Lines of data:
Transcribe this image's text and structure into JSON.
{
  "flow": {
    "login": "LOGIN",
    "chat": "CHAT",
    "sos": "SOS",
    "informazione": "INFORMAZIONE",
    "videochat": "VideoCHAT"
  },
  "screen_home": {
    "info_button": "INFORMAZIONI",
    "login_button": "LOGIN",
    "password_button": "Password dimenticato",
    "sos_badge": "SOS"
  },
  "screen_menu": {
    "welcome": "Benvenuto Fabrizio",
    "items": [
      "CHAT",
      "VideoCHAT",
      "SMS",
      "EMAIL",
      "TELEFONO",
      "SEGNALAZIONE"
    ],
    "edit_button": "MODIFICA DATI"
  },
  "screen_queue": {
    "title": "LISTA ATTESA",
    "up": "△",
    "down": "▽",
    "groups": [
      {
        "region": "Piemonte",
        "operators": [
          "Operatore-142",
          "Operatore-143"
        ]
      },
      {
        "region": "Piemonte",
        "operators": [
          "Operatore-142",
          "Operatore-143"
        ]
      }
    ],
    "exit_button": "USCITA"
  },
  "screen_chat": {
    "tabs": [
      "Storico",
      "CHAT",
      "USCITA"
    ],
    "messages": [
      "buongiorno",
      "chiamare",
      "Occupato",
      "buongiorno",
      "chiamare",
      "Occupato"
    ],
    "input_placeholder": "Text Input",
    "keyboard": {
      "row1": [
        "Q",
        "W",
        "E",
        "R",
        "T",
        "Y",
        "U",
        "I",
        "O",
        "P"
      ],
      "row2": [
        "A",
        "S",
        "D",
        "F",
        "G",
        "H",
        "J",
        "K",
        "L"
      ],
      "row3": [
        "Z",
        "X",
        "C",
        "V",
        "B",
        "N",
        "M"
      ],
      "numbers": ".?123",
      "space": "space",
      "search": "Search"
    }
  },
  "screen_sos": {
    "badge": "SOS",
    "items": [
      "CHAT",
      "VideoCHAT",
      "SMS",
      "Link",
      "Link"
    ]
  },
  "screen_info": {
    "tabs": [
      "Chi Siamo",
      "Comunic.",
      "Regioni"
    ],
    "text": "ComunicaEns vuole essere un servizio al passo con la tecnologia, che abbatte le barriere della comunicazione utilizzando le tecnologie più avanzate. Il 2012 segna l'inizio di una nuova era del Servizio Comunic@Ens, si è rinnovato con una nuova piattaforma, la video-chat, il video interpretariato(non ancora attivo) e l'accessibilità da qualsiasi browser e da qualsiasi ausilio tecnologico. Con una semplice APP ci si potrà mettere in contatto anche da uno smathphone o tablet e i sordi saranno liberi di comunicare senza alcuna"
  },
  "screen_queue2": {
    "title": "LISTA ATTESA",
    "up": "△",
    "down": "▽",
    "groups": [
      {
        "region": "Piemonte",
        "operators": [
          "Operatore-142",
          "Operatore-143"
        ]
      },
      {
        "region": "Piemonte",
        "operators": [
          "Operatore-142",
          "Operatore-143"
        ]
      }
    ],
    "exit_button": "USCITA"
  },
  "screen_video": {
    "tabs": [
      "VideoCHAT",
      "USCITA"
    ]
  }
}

To be done –
The entries above should be repeated exactly, every one of them.

Reply to the task –
Transcribe this image's text and structure into JSON.
{
  "flow": {
    "login": "LOGIN",
    "chat": "CHAT",
    "sos": "SOS",
    "informazione": "INFORMAZIONE",
    "videochat": "VideoCHAT"
  },
  "screen_home": {
    "info_button": "INFORMAZIONI",
    "login_button": "LOGIN",
    "password_button": "Password dimenticato",
    "sos_badge": "SOS"
  },
  "screen_menu": {
    "welcome": "Benvenuto Fabrizio",
    "items": [
      "CHAT",
      "VideoCHAT",
      "SMS",
      "EMAIL",
      "TELEFONO",
      "SEGNALAZIONE"
    ],
    "edit_button": "MODIFICA DATI"
  },
  "screen_queue": {
    "title": "LISTA ATTESA",
    "up": "△",
    "down": "▽",
    "groups": [
      {
        "region": "Piemonte",
        "operators": [
          "Operatore-142",
          "Operatore-143"
        ]
      },
      {
        "region": "Piemonte",
        "operators": [
          "Operatore-142",
          "Operatore-143"
        ]
      }
    ],
    "exit_button": "USCITA"
  },
  "screen_chat": {
    "tabs": [
      "Storico",
      "CHAT",
      "USCITA"
    ],
    "messages": [
      "buongiorno",
      "chiamare",
      "Occupato",
      "buongiorno",
      "chiamare",
      "Occupato"
    ],
    "input_placeholder": "Text Input",
    "keyboard": {
      "row1": [
        "Q",
        "W",
        "E",
        "R",
        "T",
        "Y",
        "U",
        "I",
        "O",
        "P"
      ],
      "row2": [
        "A",
        "S",
        "D",
        "F",
        "G",
        "H",
        "J",
        "K",
        "L"
      ],
      "row3": [
        "Z",
        "X",
        "C",
        "V",
        "B",
        "N",
        "M"
      ],
      "numbers": ".?123",
      "space": "space",
      "search": "Search"
    }
  },
  "screen_sos": {
    "badge": "SOS",
    "items": [
      "CHAT",
      "VideoCHAT",
      "SMS",
      "Link",
      "Link"
    ]
  },
  "screen_info": {
    "tabs": [
      "Chi Siamo",
      "Comunic.",
      "Regioni"
    ],
    "text": "ComunicaEns vuole essere un servizio al passo con la tecnologia, che abbatte le barriere della comunicazione utilizzando le tecnologie più avanzate. Il 2012 segna l'inizio di una nuova era del Servizio Comunic@Ens, si è rinnovato con una nuova piattaforma, la video-chat, il video interpretariato(non ancora attivo) e l'accessibilità da qualsiasi browser e da qualsiasi ausilio tecnologico. Con una semplice APP ci si potrà mettere in contatto anche da uno smathphone o tablet e i sordi saranno liberi di comunicare senza alcuna"
  },
  "screen_queue2": {
    "title": "LISTA ATTESA",
    "up": "△",
    "down": "▽",
    "groups": [
      {
        "region": "Piemonte",
        "operators": [
          "Operatore-142",
          "Operatore-143"
        ]
      },
      {
        "region": "Piemonte",
        "operators": [
          "Operatore-142",
          "Operatore-143"
        ]
      }
    ],
    "exit_button": "USCITA"
  },
  "screen_video": {
    "tabs": [
      "VideoCHAT",
      "USCITA"
    ]
  }
}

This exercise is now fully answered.